◆ **EXERCISE AIM**: This exercise asks for the whole listing to be restated exactly.

◆ **STUDY MATERIAL**:
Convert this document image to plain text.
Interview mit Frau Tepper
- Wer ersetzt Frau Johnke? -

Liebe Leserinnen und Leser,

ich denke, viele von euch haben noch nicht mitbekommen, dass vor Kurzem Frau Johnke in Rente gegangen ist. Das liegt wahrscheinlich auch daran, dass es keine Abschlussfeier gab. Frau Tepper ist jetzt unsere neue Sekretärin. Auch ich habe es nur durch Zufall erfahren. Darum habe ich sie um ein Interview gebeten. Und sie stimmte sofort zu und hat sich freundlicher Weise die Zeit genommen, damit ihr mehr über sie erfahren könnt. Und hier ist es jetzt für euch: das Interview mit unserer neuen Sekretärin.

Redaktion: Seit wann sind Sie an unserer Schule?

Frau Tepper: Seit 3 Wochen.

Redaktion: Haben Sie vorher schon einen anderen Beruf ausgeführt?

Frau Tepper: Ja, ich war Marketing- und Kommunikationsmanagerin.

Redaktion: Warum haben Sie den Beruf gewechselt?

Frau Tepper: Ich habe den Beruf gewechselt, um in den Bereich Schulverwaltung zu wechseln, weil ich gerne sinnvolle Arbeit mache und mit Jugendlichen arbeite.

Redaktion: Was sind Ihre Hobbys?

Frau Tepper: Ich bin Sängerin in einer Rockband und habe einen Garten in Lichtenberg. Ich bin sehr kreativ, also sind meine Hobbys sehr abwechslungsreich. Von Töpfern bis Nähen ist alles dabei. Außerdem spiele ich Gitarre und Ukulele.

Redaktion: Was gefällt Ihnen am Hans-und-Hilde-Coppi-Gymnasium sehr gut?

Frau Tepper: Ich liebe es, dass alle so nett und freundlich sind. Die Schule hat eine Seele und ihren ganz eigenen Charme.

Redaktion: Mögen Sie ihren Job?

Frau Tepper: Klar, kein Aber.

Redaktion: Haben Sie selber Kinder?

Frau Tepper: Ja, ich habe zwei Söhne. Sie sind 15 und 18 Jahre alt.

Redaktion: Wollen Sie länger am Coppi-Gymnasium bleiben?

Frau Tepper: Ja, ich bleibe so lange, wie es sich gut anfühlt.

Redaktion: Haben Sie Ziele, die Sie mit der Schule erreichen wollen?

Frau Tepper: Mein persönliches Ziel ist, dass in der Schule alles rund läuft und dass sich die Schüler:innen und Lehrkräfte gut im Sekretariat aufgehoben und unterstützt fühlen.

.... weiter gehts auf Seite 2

◆ **YOUR SOLUTION**:
Convert this document image to plain text.
Interview mit Frau Tepper
- Wer ersetzt Frau Johnke? -

Liebe Leserinnen und Leser,

ich denke, viele von euch haben noch nicht mitbekommen, dass vor Kurzem Frau Johnke in Rente gegangen ist. Das liegt wahrscheinlich auch daran, dass es keine Abschlussfeier gab. Frau Tepper ist jetzt unsere neue Sekretärin. Auch ich habe es nur durch Zufall erfahren. Darum habe ich sie um ein Interview gebeten. Und sie stimmte sofort zu und hat sich freundlicher Weise die Zeit genommen, damit ihr mehr über sie erfahren könnt. Und hier ist es jetzt für euch: das Interview mit unserer neuen Sekretärin.

Redaktion: Seit wann sind Sie an unserer Schule?

Frau Tepper: Seit 3 Wochen.

Redaktion: Haben Sie vorher schon einen anderen Beruf ausgeführt?

Frau Tepper: Ja, ich war Marketing- und Kommunikationsmanagerin.

Redaktion: Warum haben Sie den Beruf gewechselt?

Frau Tepper: Ich habe den Beruf gewechselt, um in den Bereich Schulverwaltung zu wechseln, weil ich gerne sinnvolle Arbeit mache und mit Jugendlichen arbeite.

Redaktion: Was sind Ihre Hobbys?

Frau Tepper: Ich bin Sängerin in einer Rockband und habe einen Garten in Lichtenberg. Ich bin sehr kreativ, also sind meine Hobbys sehr abwechslungsreich. Von Töpfern bis Nähen ist alles dabei. Außerdem spiele ich Gitarre und Ukulele.

Redaktion: Was gefällt Ihnen am Hans-und-Hilde-Coppi-Gymnasium sehr gut?

Frau Tepper: Ich liebe es, dass alle so nett und freundlich sind. Die Schule hat eine Seele und ihren ganz eigenen Charme.

Redaktion: Mögen Sie ihren Job?

Frau Tepper: Klar, kein Aber.

Redaktion: Haben Sie selber Kinder?

Frau Tepper: Ja, ich habe zwei Söhne. Sie sind 15 und 18 Jahre alt.

Redaktion: Wollen Sie länger am Coppi-Gymnasium bleiben?

Frau Tepper: Ja, ich bleibe so lange, wie es sich gut anfühlt.

Redaktion: Haben Sie Ziele, die Sie mit der Schule erreichen wollen?

Frau Tepper: Mein persönliches Ziel ist, dass in der Schule alles rund läuft und dass sich die Schüler:innen und Lehrkräfte gut im Sekretariat aufgehoben und unterstützt fühlen.

.... weiter gehts auf Seite 2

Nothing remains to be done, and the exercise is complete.